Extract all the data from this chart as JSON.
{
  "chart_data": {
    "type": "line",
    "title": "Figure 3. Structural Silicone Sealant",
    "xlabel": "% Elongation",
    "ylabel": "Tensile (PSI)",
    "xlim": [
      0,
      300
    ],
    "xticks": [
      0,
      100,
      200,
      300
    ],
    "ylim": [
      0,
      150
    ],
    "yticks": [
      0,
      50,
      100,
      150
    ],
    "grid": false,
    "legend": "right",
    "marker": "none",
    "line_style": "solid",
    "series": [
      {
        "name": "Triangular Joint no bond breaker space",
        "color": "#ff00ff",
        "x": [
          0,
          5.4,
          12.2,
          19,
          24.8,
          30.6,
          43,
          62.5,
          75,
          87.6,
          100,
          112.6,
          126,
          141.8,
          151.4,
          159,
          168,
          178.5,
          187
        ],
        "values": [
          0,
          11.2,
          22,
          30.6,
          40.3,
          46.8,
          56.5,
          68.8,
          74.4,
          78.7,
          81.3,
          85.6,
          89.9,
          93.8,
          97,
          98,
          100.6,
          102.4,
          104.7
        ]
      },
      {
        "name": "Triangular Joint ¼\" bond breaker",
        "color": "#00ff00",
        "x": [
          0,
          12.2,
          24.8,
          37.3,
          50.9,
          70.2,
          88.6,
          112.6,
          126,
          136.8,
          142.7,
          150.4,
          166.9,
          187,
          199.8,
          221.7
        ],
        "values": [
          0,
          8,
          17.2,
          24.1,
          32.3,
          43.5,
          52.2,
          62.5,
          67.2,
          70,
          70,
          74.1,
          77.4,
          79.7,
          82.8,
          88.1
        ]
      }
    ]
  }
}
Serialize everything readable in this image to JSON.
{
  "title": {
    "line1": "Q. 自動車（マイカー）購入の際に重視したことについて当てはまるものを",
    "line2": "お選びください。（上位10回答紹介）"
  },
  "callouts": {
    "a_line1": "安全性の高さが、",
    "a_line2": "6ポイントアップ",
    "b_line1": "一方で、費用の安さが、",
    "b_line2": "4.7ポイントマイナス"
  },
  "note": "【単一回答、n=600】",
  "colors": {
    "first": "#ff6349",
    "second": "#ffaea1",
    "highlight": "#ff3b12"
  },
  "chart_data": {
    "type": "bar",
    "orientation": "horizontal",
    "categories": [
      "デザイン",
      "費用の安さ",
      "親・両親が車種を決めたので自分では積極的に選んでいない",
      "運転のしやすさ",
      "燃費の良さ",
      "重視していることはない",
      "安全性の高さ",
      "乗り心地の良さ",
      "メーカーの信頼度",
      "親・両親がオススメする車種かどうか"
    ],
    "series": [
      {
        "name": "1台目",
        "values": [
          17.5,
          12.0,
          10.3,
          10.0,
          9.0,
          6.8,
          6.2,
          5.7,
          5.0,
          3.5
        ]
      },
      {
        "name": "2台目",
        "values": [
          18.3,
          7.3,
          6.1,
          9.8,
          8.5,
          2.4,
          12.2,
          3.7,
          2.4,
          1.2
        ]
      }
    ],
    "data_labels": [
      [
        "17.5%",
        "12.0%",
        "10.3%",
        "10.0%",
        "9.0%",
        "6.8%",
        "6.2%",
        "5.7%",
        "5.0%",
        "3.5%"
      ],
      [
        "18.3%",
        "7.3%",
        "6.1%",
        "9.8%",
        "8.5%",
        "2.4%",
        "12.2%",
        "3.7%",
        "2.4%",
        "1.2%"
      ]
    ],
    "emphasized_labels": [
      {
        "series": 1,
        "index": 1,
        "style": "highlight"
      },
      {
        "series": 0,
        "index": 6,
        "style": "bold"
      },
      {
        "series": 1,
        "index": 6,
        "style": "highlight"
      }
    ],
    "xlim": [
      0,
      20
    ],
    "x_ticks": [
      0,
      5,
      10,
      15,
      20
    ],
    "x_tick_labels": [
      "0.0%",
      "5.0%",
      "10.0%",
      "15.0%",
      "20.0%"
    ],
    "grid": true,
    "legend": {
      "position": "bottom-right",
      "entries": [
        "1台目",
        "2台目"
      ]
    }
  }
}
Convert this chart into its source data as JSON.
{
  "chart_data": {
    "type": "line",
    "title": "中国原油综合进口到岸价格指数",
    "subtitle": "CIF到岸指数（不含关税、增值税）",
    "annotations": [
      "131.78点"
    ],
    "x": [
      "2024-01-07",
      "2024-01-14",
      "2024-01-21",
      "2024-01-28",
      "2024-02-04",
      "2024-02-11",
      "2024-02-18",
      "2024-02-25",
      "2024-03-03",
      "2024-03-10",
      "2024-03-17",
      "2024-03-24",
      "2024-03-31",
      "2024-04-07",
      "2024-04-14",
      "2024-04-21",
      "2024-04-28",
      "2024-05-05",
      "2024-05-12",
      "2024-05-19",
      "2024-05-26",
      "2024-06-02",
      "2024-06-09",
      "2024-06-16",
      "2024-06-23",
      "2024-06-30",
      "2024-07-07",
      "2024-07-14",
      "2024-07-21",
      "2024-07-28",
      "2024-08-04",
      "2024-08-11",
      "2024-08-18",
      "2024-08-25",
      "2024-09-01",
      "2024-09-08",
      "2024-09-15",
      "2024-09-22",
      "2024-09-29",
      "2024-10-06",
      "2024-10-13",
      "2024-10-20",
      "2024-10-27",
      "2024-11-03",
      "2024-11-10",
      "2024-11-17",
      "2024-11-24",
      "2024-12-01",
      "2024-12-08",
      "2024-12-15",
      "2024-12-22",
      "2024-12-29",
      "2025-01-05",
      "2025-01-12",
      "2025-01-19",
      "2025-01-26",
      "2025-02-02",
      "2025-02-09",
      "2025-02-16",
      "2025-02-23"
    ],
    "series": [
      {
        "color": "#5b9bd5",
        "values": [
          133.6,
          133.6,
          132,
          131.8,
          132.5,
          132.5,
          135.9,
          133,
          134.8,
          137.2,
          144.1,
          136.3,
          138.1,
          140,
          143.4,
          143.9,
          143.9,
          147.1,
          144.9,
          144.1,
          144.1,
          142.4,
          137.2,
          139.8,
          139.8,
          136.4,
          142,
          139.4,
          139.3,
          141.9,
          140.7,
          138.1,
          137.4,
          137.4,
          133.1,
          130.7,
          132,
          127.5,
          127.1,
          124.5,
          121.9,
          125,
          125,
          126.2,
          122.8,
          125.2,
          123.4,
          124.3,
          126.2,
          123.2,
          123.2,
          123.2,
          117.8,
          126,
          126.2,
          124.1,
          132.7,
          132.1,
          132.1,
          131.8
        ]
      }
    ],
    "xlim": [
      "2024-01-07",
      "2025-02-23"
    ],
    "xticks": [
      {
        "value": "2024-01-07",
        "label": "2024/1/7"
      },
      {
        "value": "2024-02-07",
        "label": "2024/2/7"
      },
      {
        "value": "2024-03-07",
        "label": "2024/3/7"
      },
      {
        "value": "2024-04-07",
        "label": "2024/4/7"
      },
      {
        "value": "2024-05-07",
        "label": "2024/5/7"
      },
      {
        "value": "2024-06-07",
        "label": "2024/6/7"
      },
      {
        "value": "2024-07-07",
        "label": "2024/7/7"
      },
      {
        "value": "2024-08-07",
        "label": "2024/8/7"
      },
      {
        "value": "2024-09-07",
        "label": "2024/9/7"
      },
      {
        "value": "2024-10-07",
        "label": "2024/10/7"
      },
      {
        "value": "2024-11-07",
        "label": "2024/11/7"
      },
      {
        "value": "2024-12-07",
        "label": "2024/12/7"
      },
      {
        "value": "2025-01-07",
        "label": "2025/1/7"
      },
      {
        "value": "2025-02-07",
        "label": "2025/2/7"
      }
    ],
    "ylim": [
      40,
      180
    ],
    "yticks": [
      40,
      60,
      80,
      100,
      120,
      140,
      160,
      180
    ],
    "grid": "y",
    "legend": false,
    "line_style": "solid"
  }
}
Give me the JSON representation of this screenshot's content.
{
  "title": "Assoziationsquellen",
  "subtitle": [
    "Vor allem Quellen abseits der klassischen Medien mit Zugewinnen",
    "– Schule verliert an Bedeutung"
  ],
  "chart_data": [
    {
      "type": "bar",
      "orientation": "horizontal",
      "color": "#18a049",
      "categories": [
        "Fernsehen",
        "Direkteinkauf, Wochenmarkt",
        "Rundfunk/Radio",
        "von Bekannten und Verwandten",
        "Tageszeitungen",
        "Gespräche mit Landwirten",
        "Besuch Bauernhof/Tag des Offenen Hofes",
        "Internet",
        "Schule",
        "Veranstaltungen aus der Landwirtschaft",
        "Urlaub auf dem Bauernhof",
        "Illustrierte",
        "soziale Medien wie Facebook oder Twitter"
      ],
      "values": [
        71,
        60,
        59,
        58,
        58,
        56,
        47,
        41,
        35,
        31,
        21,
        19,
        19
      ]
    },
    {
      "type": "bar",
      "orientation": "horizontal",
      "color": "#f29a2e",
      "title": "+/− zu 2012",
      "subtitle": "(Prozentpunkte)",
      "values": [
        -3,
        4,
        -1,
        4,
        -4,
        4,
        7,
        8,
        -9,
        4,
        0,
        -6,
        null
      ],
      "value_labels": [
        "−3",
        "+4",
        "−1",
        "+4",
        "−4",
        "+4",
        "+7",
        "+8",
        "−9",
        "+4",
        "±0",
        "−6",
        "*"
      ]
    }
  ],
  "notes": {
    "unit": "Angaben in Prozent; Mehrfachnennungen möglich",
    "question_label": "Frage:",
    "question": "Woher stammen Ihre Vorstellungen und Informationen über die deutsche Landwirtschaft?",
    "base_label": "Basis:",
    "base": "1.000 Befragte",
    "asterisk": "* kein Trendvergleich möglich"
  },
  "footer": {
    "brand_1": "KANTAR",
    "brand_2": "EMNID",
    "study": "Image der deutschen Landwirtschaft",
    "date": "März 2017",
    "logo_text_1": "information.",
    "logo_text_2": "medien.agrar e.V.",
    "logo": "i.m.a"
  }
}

#####

GIVEN EXERCISE: Look through the lines above and collect those with the word "breaker".

EXERCISE ANSWER:
        "name": "Triangular Joint no bond breaker space",
        "name": "Triangular Joint ¼\" bond breaker",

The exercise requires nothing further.